**Set task**
Reproduce the full listing below unchanged, apart from the pictures.

**Data supplied**

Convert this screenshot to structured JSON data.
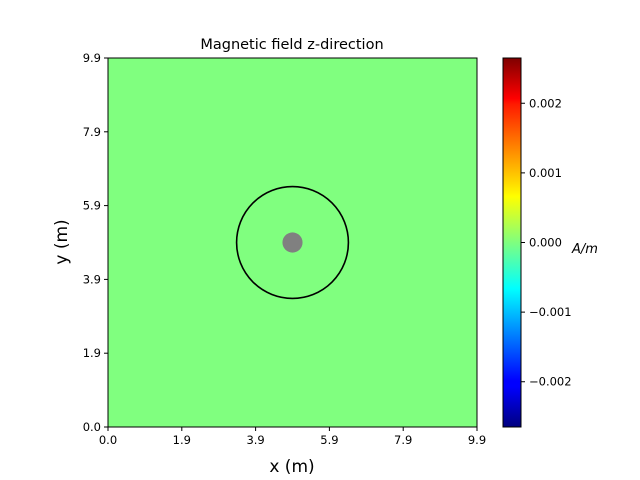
{
  "chart_data": {
    "type": "heatmap",
    "title": "Magnetic field z-direction",
    "xlabel": "x (m)",
    "ylabel": "y (m)",
    "xlim": [
      0.0,
      9.9
    ],
    "ylim": [
      0.0,
      9.9
    ],
    "xticks": [
      "0.0",
      "1.9",
      "3.9",
      "5.9",
      "7.9",
      "9.9"
    ],
    "yticks": [
      "0.0",
      "1.9",
      "3.9",
      "5.9",
      "7.9",
      "9.9"
    ],
    "field_value": 0.0,
    "field_color": "#80ff7f",
    "colormap": "jet",
    "colorbar": {
      "label": "A/m",
      "range": [
        -0.00265,
        0.00265
      ],
      "ticks": [
        "−0.002",
        "−0.001",
        "0.000",
        "0.001",
        "0.002"
      ],
      "tick_values": [
        -0.002,
        -0.001,
        0.0,
        0.001,
        0.002
      ]
    },
    "circle": {
      "cx": 4.95,
      "cy": 4.95,
      "r": 1.5,
      "color": "#000000"
    },
    "source": {
      "cx": 4.95,
      "cy": 4.95,
      "r": 0.27,
      "color": "#808080"
    }
  }
}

**Written response**
Convert this screenshot to structured JSON data.
{
  "chart_data": {
    "type": "heatmap",
    "title": "Magnetic field z-direction",
    "xlabel": "x (m)",
    "ylabel": "y (m)",
    "xlim": [
      0.0,
      9.9
    ],
    "ylim": [
      0.0,
      9.9
    ],
    "xticks": [
      "0.0",
      "1.9",
      "3.9",
      "5.9",
      "7.9",
      "9.9"
    ],
    "yticks": [
      "0.0",
      "1.9",
      "3.9",
      "5.9",
      "7.9",
      "9.9"
    ],
    "field_value": 0.0,
    "field_color": "#80ff7f",
    "colormap": "jet",
    "colorbar": {
      "label": "A/m",
      "range": [
        -0.00265,
        0.00265
      ],
      "ticks": [
        "−0.002",
        "−0.001",
        "0.000",
        "0.001",
        "0.002"
      ],
      "tick_values": [
        -0.002,
        -0.001,
        0.0,
        0.001,
        0.002
      ]
    },
    "circle": {
      "cx": 4.95,
      "cy": 4.95,
      "r": 1.5,
      "color": "#000000"
    },
    "source": {
      "cx": 4.95,
      "cy": 4.95,
      "r": 0.27,
      "color": "#808080"
    }
  }
}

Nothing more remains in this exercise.